▶ MATERIALS PROVIDED
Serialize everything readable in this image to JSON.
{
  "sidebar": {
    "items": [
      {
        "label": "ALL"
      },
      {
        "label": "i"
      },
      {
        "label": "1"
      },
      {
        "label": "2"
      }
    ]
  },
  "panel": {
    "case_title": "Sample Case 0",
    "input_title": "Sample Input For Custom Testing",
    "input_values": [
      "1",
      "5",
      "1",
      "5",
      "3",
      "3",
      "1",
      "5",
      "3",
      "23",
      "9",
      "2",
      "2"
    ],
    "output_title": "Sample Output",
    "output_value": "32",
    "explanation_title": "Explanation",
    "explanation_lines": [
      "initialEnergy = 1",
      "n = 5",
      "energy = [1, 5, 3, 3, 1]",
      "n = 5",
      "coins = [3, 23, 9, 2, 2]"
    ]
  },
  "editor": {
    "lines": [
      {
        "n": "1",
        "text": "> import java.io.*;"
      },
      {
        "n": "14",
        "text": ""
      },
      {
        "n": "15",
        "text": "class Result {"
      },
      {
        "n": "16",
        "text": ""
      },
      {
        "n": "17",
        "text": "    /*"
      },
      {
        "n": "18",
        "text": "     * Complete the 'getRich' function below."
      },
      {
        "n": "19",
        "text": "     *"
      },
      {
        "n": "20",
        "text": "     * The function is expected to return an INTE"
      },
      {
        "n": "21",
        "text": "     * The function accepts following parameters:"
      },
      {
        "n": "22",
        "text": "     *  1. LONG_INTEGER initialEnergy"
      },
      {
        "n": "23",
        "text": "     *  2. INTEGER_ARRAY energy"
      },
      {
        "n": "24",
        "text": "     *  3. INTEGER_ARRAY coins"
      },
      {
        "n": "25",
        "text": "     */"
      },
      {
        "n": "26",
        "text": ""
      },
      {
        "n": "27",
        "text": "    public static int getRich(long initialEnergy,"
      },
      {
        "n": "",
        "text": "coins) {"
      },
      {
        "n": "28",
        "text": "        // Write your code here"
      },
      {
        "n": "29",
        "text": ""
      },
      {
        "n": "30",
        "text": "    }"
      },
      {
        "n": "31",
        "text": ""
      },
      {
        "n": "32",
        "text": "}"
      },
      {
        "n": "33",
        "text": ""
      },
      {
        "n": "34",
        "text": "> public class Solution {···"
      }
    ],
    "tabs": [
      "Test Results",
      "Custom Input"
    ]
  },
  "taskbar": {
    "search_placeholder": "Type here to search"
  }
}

▶ WHAT TO WORK ON
Your answer should be a single number: the count of lines containing the word "class".

▶ ANSWER TO THE TASK
2